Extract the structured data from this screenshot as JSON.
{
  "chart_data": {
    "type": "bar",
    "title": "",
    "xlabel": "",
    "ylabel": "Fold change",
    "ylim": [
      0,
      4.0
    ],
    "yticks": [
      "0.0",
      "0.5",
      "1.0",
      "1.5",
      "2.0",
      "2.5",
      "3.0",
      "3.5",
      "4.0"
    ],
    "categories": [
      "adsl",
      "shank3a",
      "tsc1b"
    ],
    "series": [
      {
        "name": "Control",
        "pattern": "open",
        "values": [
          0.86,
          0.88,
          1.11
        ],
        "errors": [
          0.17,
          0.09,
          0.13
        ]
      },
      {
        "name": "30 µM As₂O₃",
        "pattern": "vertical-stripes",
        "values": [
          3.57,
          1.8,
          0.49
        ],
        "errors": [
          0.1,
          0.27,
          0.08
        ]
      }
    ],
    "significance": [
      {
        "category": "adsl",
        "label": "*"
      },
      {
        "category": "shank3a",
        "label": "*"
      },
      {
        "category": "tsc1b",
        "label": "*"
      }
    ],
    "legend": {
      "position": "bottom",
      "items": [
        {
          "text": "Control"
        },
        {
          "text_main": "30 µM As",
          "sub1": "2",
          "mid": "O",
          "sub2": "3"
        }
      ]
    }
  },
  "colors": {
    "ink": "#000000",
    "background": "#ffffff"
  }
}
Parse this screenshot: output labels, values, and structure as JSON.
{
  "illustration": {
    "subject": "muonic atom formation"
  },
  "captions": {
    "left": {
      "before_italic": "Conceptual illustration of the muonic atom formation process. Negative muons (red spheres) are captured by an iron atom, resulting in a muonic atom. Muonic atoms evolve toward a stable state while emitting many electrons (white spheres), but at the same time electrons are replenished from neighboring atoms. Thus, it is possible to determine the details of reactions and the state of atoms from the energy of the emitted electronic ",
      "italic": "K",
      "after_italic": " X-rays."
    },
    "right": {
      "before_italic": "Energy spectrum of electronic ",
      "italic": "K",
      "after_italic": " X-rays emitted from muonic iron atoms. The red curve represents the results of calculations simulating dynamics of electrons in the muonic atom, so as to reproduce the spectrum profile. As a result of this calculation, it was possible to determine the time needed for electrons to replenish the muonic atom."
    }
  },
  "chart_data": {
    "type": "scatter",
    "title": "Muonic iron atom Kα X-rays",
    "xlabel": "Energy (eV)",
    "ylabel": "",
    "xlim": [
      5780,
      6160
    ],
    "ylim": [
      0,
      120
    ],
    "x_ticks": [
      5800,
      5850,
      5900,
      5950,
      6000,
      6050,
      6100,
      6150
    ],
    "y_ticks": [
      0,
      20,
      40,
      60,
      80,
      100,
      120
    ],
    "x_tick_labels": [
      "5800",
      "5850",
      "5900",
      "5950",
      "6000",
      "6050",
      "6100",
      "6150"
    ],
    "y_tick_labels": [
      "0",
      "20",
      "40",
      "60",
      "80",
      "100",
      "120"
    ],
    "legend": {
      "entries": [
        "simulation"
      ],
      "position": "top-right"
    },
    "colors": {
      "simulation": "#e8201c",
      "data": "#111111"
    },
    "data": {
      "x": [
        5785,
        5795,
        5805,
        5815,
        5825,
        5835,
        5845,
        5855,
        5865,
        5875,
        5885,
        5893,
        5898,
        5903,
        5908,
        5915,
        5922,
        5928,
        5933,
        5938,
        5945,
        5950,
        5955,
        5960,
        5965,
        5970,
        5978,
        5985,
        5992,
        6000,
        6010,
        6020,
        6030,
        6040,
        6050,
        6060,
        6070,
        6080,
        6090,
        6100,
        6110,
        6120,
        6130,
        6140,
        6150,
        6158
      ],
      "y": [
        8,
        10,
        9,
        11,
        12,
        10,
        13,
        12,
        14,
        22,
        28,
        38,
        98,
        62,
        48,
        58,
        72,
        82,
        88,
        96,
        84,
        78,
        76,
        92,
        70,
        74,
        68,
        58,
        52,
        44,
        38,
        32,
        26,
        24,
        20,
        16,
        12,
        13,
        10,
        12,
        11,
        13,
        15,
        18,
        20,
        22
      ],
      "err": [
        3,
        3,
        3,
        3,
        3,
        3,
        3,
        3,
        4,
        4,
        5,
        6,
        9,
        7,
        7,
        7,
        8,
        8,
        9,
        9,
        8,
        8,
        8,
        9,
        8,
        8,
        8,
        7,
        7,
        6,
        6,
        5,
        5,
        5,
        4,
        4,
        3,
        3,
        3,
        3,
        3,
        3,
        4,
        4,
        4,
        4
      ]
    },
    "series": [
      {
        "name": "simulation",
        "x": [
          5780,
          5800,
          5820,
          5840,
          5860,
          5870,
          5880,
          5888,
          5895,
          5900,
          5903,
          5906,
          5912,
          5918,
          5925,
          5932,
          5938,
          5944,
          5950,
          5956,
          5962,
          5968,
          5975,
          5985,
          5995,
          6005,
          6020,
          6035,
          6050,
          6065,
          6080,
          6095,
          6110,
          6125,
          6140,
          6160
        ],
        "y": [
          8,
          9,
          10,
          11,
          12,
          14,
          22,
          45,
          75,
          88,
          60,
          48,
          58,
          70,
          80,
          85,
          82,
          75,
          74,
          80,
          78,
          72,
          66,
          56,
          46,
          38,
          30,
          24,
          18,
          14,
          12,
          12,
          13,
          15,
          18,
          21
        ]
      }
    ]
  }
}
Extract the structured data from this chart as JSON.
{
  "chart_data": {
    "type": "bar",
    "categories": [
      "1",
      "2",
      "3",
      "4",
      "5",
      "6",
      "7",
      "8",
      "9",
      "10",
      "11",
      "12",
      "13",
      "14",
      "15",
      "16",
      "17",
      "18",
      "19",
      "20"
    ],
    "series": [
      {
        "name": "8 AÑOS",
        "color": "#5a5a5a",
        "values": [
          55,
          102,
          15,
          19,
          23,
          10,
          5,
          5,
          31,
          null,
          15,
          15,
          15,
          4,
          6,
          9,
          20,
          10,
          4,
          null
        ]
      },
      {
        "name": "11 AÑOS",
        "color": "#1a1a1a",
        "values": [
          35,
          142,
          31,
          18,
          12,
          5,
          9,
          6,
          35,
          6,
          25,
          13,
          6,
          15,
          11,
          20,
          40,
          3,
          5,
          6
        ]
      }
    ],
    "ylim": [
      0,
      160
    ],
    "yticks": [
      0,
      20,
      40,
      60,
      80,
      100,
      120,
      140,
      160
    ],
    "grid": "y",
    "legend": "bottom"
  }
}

> Task description
Work out how many lines of the material above contain the word "formation", then give only that figure.

> Exercise result
2